Records:
═══
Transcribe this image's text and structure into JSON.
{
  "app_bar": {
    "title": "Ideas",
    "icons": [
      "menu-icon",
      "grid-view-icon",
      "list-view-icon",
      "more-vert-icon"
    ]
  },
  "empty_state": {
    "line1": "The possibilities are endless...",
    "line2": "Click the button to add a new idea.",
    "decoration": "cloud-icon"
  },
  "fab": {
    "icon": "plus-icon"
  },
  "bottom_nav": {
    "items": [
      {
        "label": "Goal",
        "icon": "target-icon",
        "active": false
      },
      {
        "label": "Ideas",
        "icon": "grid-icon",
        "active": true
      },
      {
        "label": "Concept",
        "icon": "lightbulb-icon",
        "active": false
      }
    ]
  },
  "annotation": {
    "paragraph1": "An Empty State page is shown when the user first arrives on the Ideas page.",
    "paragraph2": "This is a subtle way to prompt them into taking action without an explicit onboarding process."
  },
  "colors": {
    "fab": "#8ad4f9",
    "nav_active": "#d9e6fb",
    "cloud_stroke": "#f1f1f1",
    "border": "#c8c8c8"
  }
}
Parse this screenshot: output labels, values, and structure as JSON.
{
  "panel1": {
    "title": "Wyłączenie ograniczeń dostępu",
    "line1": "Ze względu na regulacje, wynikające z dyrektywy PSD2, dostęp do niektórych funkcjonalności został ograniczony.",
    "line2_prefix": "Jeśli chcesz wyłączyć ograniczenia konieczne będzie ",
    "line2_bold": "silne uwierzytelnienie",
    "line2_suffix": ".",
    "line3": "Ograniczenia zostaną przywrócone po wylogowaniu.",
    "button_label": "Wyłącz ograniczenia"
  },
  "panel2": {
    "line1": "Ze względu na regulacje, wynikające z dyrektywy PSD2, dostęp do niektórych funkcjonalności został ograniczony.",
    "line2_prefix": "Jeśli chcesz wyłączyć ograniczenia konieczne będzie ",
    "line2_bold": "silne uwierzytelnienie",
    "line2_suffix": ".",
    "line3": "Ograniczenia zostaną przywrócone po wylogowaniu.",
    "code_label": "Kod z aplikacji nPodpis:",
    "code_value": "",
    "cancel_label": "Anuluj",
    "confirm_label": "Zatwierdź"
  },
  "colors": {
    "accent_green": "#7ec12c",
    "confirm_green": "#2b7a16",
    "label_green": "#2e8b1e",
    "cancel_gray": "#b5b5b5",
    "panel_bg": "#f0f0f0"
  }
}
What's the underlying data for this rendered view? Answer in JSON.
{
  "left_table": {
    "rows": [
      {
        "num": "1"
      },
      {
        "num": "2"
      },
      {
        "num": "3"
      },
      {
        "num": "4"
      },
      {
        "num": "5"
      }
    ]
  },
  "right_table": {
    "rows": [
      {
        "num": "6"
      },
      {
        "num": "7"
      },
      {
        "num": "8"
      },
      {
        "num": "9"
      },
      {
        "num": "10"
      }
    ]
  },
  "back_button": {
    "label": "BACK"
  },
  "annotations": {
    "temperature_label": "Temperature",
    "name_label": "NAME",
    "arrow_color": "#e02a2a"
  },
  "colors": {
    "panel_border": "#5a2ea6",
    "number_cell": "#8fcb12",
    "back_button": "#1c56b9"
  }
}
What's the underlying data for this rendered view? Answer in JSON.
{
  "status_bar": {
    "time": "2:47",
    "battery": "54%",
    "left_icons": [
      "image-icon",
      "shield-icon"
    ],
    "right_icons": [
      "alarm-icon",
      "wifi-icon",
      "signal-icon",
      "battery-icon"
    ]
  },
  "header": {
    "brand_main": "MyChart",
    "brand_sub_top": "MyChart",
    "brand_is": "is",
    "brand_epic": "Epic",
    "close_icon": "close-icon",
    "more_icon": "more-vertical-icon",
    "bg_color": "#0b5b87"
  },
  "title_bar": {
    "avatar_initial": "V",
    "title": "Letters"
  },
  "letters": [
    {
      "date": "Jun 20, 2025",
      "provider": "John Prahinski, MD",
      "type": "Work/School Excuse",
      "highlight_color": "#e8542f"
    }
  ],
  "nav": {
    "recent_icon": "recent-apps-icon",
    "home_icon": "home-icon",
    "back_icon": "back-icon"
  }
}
═══
Retype the listing exactly, in full.

Transcribe this image's text and structure into JSON.
{
  "app_bar": {
    "title": "Ideas",
    "icons": [
      "menu-icon",
      "grid-view-icon",
      "list-view-icon",
      "more-vert-icon"
    ]
  },
  "empty_state": {
    "line1": "The possibilities are endless...",
    "line2": "Click the button to add a new idea.",
    "decoration": "cloud-icon"
  },
  "fab": {
    "icon": "plus-icon"
  },
  "bottom_nav": {
    "items": [
      {
        "label": "Goal",
        "icon": "target-icon",
        "active": false
      },
      {
        "label": "Ideas",
        "icon": "grid-icon",
        "active": true
      },
      {
        "label": "Concept",
        "icon": "lightbulb-icon",
        "active": false
      }
    ]
  },
  "annotation": {
    "paragraph1": "An Empty State page is shown when the user first arrives on the Ideas page.",
    "paragraph2": "This is a subtle way to prompt them into taking action without an explicit onboarding process."
  },
  "colors": {
    "fab": "#8ad4f9",
    "nav_active": "#d9e6fb",
    "cloud_stroke": "#f1f1f1",
    "border": "#c8c8c8"
  }
}
Parse this screenshot: output labels, values, and structure as JSON.
{
  "panel1": {
    "title": "Wyłączenie ograniczeń dostępu",
    "line1": "Ze względu na regulacje, wynikające z dyrektywy PSD2, dostęp do niektórych funkcjonalności został ograniczony.",
    "line2_prefix": "Jeśli chcesz wyłączyć ograniczenia konieczne będzie ",
    "line2_bold": "silne uwierzytelnienie",
    "line2_suffix": ".",
    "line3": "Ograniczenia zostaną przywrócone po wylogowaniu.",
    "button_label": "Wyłącz ograniczenia"
  },
  "panel2": {
    "line1": "Ze względu na regulacje, wynikające z dyrektywy PSD2, dostęp do niektórych funkcjonalności został ograniczony.",
    "line2_prefix": "Jeśli chcesz wyłączyć ograniczenia konieczne będzie ",
    "line2_bold": "silne uwierzytelnienie",
    "line2_suffix": ".",
    "line3": "Ograniczenia zostaną przywrócone po wylogowaniu.",
    "code_label": "Kod z aplikacji nPodpis:",
    "code_value": "",
    "cancel_label": "Anuluj",
    "confirm_label": "Zatwierdź"
  },
  "colors": {
    "accent_green": "#7ec12c",
    "confirm_green": "#2b7a16",
    "label_green": "#2e8b1e",
    "cancel_gray": "#b5b5b5",
    "panel_bg": "#f0f0f0"
  }
}
What's the underlying data for this rendered view? Answer in JSON.
{
  "left_table": {
    "rows": [
      {
        "num": "1"
      },
      {
        "num": "2"
      },
      {
        "num": "3"
      },
      {
        "num": "4"
      },
      {
        "num": "5"
      }
    ]
  },
  "right_table": {
    "rows": [
      {
        "num": "6"
      },
      {
        "num": "7"
      },
      {
        "num": "8"
      },
      {
        "num": "9"
      },
      {
        "num": "10"
      }
    ]
  },
  "back_button": {
    "label": "BACK"
  },
  "annotations": {
    "temperature_label": "Temperature",
    "name_label": "NAME",
    "arrow_color": "#e02a2a"
  },
  "colors": {
    "panel_border": "#5a2ea6",
    "number_cell": "#8fcb12",
    "back_button": "#1c56b9"
  }
}
What's the underlying data for this rendered view? Answer in JSON.
{
  "status_bar": {
    "time": "2:47",
    "battery": "54%",
    "left_icons": [
      "image-icon",
      "shield-icon"
    ],
    "right_icons": [
      "alarm-icon",
      "wifi-icon",
      "signal-icon",
      "battery-icon"
    ]
  },
  "header": {
    "brand_main": "MyChart",
    "brand_sub_top": "MyChart",
    "brand_is": "is",
    "brand_epic": "Epic",
    "close_icon": "close-icon",
    "more_icon": "more-vertical-icon",
    "bg_color": "#0b5b87"
  },
  "title_bar": {
    "avatar_initial": "V",
    "title": "Letters"
  },
  "letters": [
    {
      "date": "Jun 20, 2025",
      "provider": "John Prahinski, MD",
      "type": "Work/School Excuse",
      "highlight_color": "#e8542f"
    }
  ],
  "nav": {
    "recent_icon": "recent-apps-icon",
    "home_icon": "home-icon",
    "back_icon": "back-icon"
  }
}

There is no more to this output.